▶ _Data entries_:
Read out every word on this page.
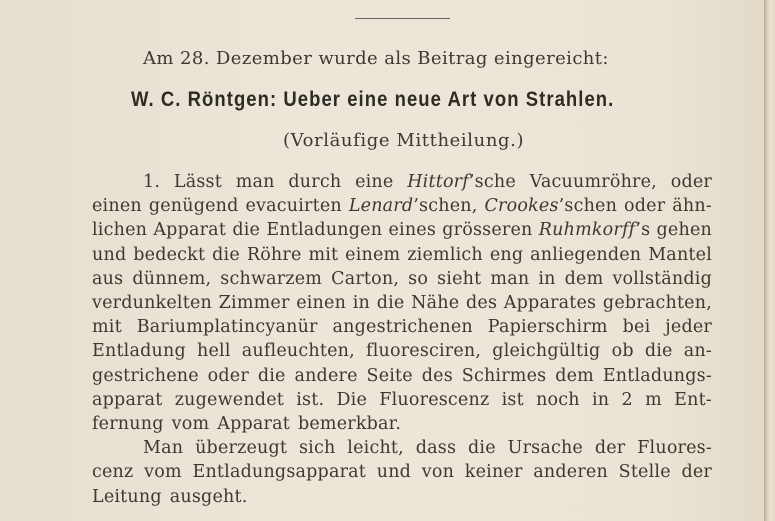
Am 28. Dezember wurde als Beitrag eingereicht:
W. C. Röntgen: Ueber eine neue Art von Strahlen.
(Vorläufige Mittheilung.)
1. Lässt man durch eine Hittorf’sche Vacuumröhre, oder
einen genügend evacuirten Lenard’schen, Crookes’schen oder ähn-
lichen Apparat die Entladungen eines grösseren Ruhmkorff’s gehen
und bedeckt die Röhre mit einem ziemlich eng anliegenden Mantel
aus dünnem, schwarzem Carton, so sieht man in dem vollständig
verdunkelten Zimmer einen in die Nähe des Apparates gebrachten,
mit Bariumplatincyanür angestrichenen Papierschirm bei jeder
Entladung hell aufleuchten, fluoresciren, gleichgültig ob die an-
gestrichene oder die andere Seite des Schirmes dem Entladungs-
apparat zugewendet ist. Die Fluorescenz ist noch in 2 m Ent-
fernung vom Apparat bemerkbar.
Man überzeugt sich leicht, dass die Ursache der Fluores-
cenz vom Entladungsapparat und von keiner anderen Stelle der
Leitung ausgeht.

▶ _Exercise task_: Quote every line word for word and keep the images out of the copy.

▶ _Result_:
Read out every word on this page.
Am 28. Dezember wurde als Beitrag eingereicht:
W. C. Röntgen: Ueber eine neue Art von Strahlen.
(Vorläufige Mittheilung.)
1. Lässt man durch eine Hittorf’sche Vacuumröhre, oder
einen genügend evacuirten Lenard’schen, Crookes’schen oder ähn-
lichen Apparat die Entladungen eines grösseren Ruhmkorff’s gehen
und bedeckt die Röhre mit einem ziemlich eng anliegenden Mantel
aus dünnem, schwarzem Carton, so sieht man in dem vollständig
verdunkelten Zimmer einen in die Nähe des Apparates gebrachten,
mit Bariumplatincyanür angestrichenen Papierschirm bei jeder
Entladung hell aufleuchten, fluoresciren, gleichgültig ob die an-
gestrichene oder die andere Seite des Schirmes dem Entladungs-
apparat zugewendet ist. Die Fluorescenz ist noch in 2 m Ent-
fernung vom Apparat bemerkbar.
Man überzeugt sich leicht, dass die Ursache der Fluores-
cenz vom Entladungsapparat und von keiner anderen Stelle der
Leitung ausgeht.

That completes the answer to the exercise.